- [Directive]: Repeat exactly each line of the data provided below.

- [Records to process]:
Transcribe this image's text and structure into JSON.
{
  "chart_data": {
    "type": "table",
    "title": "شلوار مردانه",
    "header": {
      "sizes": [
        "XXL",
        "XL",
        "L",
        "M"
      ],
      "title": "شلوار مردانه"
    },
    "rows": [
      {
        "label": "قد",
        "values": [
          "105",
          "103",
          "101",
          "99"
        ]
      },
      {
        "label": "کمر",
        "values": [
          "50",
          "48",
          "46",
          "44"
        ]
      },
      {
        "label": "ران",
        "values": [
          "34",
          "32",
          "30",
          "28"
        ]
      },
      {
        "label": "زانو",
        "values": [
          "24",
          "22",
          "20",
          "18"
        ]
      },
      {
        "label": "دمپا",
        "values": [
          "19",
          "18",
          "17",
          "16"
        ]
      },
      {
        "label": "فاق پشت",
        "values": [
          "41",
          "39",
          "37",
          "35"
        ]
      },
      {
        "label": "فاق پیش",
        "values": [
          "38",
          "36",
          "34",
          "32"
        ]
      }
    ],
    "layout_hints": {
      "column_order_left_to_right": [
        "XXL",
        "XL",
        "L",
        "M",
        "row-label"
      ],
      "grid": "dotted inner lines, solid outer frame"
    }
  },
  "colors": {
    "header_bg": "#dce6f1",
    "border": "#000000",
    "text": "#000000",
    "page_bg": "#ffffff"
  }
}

- [Complete output]:
Transcribe this image's text and structure into JSON.
{
  "chart_data": {
    "type": "table",
    "title": "شلوار مردانه",
    "header": {
      "sizes": [
        "XXL",
        "XL",
        "L",
        "M"
      ],
      "title": "شلوار مردانه"
    },
    "rows": [
      {
        "label": "قد",
        "values": [
          "105",
          "103",
          "101",
          "99"
        ]
      },
      {
        "label": "کمر",
        "values": [
          "50",
          "48",
          "46",
          "44"
        ]
      },
      {
        "label": "ران",
        "values": [
          "34",
          "32",
          "30",
          "28"
        ]
      },
      {
        "label": "زانو",
        "values": [
          "24",
          "22",
          "20",
          "18"
        ]
      },
      {
        "label": "دمپا",
        "values": [
          "19",
          "18",
          "17",
          "16"
        ]
      },
      {
        "label": "فاق پشت",
        "values": [
          "41",
          "39",
          "37",
          "35"
        ]
      },
      {
        "label": "فاق پیش",
        "values": [
          "38",
          "36",
          "34",
          "32"
        ]
      }
    ],
    "layout_hints": {
      "column_order_left_to_right": [
        "XXL",
        "XL",
        "L",
        "M",
        "row-label"
      ],
      "grid": "dotted inner lines, solid outer frame"
    }
  },
  "colors": {
    "header_bg": "#dce6f1",
    "border": "#000000",
    "text": "#000000",
    "page_bg": "#ffffff"
  }
}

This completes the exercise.